- _ENTRIES SHOWN_

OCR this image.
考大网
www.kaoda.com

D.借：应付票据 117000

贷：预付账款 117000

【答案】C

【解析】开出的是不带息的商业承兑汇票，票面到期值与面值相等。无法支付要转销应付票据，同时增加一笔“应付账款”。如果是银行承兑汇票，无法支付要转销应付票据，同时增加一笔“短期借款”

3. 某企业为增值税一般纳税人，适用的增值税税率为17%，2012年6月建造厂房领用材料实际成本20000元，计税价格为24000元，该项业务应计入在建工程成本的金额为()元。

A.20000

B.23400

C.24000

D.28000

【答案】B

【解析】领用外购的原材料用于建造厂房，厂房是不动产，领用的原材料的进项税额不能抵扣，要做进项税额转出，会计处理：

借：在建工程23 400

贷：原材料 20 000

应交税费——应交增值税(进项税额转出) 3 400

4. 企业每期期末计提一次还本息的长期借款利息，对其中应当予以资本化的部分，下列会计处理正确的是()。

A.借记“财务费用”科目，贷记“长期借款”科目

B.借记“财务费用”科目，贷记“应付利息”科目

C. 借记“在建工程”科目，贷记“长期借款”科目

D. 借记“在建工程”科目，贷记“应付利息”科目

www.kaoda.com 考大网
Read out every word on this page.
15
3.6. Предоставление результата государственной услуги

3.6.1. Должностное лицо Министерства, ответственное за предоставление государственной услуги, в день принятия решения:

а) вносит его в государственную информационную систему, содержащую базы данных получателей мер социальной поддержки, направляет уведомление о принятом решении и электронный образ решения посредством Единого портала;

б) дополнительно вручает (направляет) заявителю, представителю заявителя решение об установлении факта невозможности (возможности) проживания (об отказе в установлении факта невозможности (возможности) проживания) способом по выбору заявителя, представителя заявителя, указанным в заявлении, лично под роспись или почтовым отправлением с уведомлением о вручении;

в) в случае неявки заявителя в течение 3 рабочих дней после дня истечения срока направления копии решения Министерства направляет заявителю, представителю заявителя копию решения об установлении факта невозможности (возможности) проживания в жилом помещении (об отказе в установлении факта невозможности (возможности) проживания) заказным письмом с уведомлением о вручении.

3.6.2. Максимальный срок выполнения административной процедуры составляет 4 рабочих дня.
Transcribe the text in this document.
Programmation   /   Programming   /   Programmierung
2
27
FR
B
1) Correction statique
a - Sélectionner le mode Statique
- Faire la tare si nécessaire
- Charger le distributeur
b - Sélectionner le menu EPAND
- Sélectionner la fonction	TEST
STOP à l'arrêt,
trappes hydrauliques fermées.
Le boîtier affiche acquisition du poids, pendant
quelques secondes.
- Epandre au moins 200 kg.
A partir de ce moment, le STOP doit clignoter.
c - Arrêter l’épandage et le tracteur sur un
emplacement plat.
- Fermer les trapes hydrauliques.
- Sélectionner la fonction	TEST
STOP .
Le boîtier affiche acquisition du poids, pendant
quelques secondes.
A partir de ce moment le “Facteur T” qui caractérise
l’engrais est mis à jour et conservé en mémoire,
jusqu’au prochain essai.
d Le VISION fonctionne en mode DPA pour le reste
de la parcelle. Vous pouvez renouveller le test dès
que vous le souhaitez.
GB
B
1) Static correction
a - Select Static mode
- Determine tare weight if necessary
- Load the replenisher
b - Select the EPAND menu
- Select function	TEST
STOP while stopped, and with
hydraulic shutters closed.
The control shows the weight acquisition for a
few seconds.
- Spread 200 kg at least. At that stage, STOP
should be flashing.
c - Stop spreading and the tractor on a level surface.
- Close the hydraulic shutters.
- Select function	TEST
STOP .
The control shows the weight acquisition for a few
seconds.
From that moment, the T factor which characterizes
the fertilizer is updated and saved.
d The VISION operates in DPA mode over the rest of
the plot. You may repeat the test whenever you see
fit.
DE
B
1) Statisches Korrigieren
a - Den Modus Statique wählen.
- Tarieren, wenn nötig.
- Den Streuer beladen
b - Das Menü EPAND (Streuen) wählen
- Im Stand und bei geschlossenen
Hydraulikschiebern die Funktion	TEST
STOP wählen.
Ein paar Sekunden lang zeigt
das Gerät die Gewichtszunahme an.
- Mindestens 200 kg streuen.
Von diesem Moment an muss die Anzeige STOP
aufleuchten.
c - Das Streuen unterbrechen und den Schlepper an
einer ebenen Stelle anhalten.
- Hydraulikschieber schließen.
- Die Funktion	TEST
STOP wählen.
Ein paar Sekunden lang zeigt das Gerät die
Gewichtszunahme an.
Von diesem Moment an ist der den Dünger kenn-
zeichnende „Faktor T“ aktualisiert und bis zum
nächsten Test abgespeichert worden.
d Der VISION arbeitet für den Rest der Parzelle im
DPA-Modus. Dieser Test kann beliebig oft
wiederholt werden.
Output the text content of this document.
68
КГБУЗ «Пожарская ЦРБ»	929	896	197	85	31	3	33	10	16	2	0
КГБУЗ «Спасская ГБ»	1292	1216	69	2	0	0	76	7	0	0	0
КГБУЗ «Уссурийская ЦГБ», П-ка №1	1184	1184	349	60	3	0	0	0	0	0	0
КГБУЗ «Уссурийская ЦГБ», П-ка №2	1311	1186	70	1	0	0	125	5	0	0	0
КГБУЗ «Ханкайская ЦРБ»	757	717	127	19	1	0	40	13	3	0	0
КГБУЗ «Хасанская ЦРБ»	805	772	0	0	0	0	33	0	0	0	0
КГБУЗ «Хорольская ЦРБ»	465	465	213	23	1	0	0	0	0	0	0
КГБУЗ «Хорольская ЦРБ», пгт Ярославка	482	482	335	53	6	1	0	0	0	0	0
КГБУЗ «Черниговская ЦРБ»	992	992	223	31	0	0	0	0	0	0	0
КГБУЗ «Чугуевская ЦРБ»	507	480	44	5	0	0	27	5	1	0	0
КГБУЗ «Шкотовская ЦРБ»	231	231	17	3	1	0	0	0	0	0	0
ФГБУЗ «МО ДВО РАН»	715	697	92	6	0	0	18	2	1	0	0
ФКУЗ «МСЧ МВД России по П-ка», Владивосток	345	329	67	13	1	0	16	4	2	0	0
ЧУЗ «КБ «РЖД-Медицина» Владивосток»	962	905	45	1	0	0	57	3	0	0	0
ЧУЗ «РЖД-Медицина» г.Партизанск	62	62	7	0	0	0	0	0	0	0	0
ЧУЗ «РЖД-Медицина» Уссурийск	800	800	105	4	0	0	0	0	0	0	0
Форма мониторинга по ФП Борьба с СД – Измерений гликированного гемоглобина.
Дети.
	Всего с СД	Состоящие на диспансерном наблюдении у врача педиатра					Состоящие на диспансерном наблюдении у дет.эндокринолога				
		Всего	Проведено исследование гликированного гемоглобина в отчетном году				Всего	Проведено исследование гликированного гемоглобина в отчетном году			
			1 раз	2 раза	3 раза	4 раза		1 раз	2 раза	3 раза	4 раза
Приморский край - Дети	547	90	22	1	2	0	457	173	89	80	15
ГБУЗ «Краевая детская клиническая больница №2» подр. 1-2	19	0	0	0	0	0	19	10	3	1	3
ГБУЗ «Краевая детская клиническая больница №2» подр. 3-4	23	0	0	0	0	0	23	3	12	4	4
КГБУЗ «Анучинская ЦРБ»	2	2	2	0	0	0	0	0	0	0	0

- _TASK DIRECTIONS_
Reproduce the records above exactly.

- _PROBLEM SOLUTION_
OCR this image.
考大网
www.kaoda.com

D.借：应付票据 117000

贷：预付账款 117000

【答案】C

【解析】开出的是不带息的商业承兑汇票，票面到期值与面值相等。无法支付要转销应付票据，同时增加一笔“应付账款”。如果是银行承兑汇票，无法支付要转销应付票据，同时增加一笔“短期借款”

3. 某企业为增值税一般纳税人，适用的增值税税率为17%，2012年6月建造厂房领用材料实际成本20000元，计税价格为24000元，该项业务应计入在建工程成本的金额为()元。

A.20000

B.23400

C.24000

D.28000

【答案】B

【解析】领用外购的原材料用于建造厂房，厂房是不动产，领用的原材料的进项税额不能抵扣，要做进项税额转出，会计处理：

借：在建工程23 400

贷：原材料 20 000

应交税费——应交增值税(进项税额转出) 3 400

4. 企业每期期末计提一次还本息的长期借款利息，对其中应当予以资本化的部分，下列会计处理正确的是()。

A.借记“财务费用”科目，贷记“长期借款”科目

B.借记“财务费用”科目，贷记“应付利息”科目

C. 借记“在建工程”科目，贷记“长期借款”科目

D. 借记“在建工程”科目，贷记“应付利息”科目

www.kaoda.com 考大网
Read out every word on this page.
15
3.6. Предоставление результата государственной услуги

3.6.1. Должностное лицо Министерства, ответственное за предоставление государственной услуги, в день принятия решения:

а) вносит его в государственную информационную систему, содержащую базы данных получателей мер социальной поддержки, направляет уведомление о принятом решении и электронный образ решения посредством Единого портала;

б) дополнительно вручает (направляет) заявителю, представителю заявителя решение об установлении факта невозможности (возможности) проживания (об отказе в установлении факта невозможности (возможности) проживания) способом по выбору заявителя, представителя заявителя, указанным в заявлении, лично под роспись или почтовым отправлением с уведомлением о вручении;

в) в случае неявки заявителя в течение 3 рабочих дней после дня истечения срока направления копии решения Министерства направляет заявителю, представителю заявителя копию решения об установлении факта невозможности (возможности) проживания в жилом помещении (об отказе в установлении факта невозможности (возможности) проживания) заказным письмом с уведомлением о вручении.

3.6.2. Максимальный срок выполнения административной процедуры составляет 4 рабочих дня.
Transcribe the text in this document.
Programmation   /   Programming   /   Programmierung
2
27
FR
B
1) Correction statique
a - Sélectionner le mode Statique
- Faire la tare si nécessaire
- Charger le distributeur
b - Sélectionner le menu EPAND
- Sélectionner la fonction	TEST
STOP à l'arrêt,
trappes hydrauliques fermées.
Le boîtier affiche acquisition du poids, pendant
quelques secondes.
- Epandre au moins 200 kg.
A partir de ce moment, le STOP doit clignoter.
c - Arrêter l’épandage et le tracteur sur un
emplacement plat.
- Fermer les trapes hydrauliques.
- Sélectionner la fonction	TEST
STOP .
Le boîtier affiche acquisition du poids, pendant
quelques secondes.
A partir de ce moment le “Facteur T” qui caractérise
l’engrais est mis à jour et conservé en mémoire,
jusqu’au prochain essai.
d Le VISION fonctionne en mode DPA pour le reste
de la parcelle. Vous pouvez renouveller le test dès
que vous le souhaitez.
GB
B
1) Static correction
a - Select Static mode
- Determine tare weight if necessary
- Load the replenisher
b - Select the EPAND menu
- Select function	TEST
STOP while stopped, and with
hydraulic shutters closed.
The control shows the weight acquisition for a
few seconds.
- Spread 200 kg at least. At that stage, STOP
should be flashing.
c - Stop spreading and the tractor on a level surface.
- Close the hydraulic shutters.
- Select function	TEST
STOP .
The control shows the weight acquisition for a few
seconds.
From that moment, the T factor which characterizes
the fertilizer is updated and saved.
d The VISION operates in DPA mode over the rest of
the plot. You may repeat the test whenever you see
fit.
DE
B
1) Statisches Korrigieren
a - Den Modus Statique wählen.
- Tarieren, wenn nötig.
- Den Streuer beladen
b - Das Menü EPAND (Streuen) wählen
- Im Stand und bei geschlossenen
Hydraulikschiebern die Funktion	TEST
STOP wählen.
Ein paar Sekunden lang zeigt
das Gerät die Gewichtszunahme an.
- Mindestens 200 kg streuen.
Von diesem Moment an muss die Anzeige STOP
aufleuchten.
c - Das Streuen unterbrechen und den Schlepper an
einer ebenen Stelle anhalten.
- Hydraulikschieber schließen.
- Die Funktion	TEST
STOP wählen.
Ein paar Sekunden lang zeigt das Gerät die
Gewichtszunahme an.
Von diesem Moment an ist der den Dünger kenn-
zeichnende „Faktor T“ aktualisiert und bis zum
nächsten Test abgespeichert worden.
d Der VISION arbeitet für den Rest der Parzelle im
DPA-Modus. Dieser Test kann beliebig oft
wiederholt werden.
Output the text content of this document.
68
КГБУЗ «Пожарская ЦРБ»	929	896	197	85	31	3	33	10	16	2	0
КГБУЗ «Спасская ГБ»	1292	1216	69	2	0	0	76	7	0	0	0
КГБУЗ «Уссурийская ЦГБ», П-ка №1	1184	1184	349	60	3	0	0	0	0	0	0
КГБУЗ «Уссурийская ЦГБ», П-ка №2	1311	1186	70	1	0	0	125	5	0	0	0
КГБУЗ «Ханкайская ЦРБ»	757	717	127	19	1	0	40	13	3	0	0
КГБУЗ «Хасанская ЦРБ»	805	772	0	0	0	0	33	0	0	0	0
КГБУЗ «Хорольская ЦРБ»	465	465	213	23	1	0	0	0	0	0	0
КГБУЗ «Хорольская ЦРБ», пгт Ярославка	482	482	335	53	6	1	0	0	0	0	0
КГБУЗ «Черниговская ЦРБ»	992	992	223	31	0	0	0	0	0	0	0
КГБУЗ «Чугуевская ЦРБ»	507	480	44	5	0	0	27	5	1	0	0
КГБУЗ «Шкотовская ЦРБ»	231	231	17	3	1	0	0	0	0	0	0
ФГБУЗ «МО ДВО РАН»	715	697	92	6	0	0	18	2	1	0	0
ФКУЗ «МСЧ МВД России по П-ка», Владивосток	345	329	67	13	1	0	16	4	2	0	0
ЧУЗ «КБ «РЖД-Медицина» Владивосток»	962	905	45	1	0	0	57	3	0	0	0
ЧУЗ «РЖД-Медицина» г.Партизанск	62	62	7	0	0	0	0	0	0	0	0
ЧУЗ «РЖД-Медицина» Уссурийск	800	800	105	4	0	0	0	0	0	0	0
Форма мониторинга по ФП Борьба с СД – Измерений гликированного гемоглобина.
Дети.
	Всего с СД	Состоящие на диспансерном наблюдении у врача педиатра					Состоящие на диспансерном наблюдении у дет.эндокринолога				
		Всего	Проведено исследование гликированного гемоглобина в отчетном году				Всего	Проведено исследование гликированного гемоглобина в отчетном году			
			1 раз	2 раза	3 раза	4 раза		1 раз	2 раза	3 раза	4 раза
Приморский край - Дети	547	90	22	1	2	0	457	173	89	80	15
ГБУЗ «Краевая детская клиническая больница №2» подр. 1-2	19	0	0	0	0	0	19	10	3	1	3
ГБУЗ «Краевая детская клиническая больница №2» подр. 3-4	23	0	0	0	0	0	23	3	12	4	4
КГБУЗ «Анучинская ЦРБ»	2	2	2	0	0	0	0	0	0	0	0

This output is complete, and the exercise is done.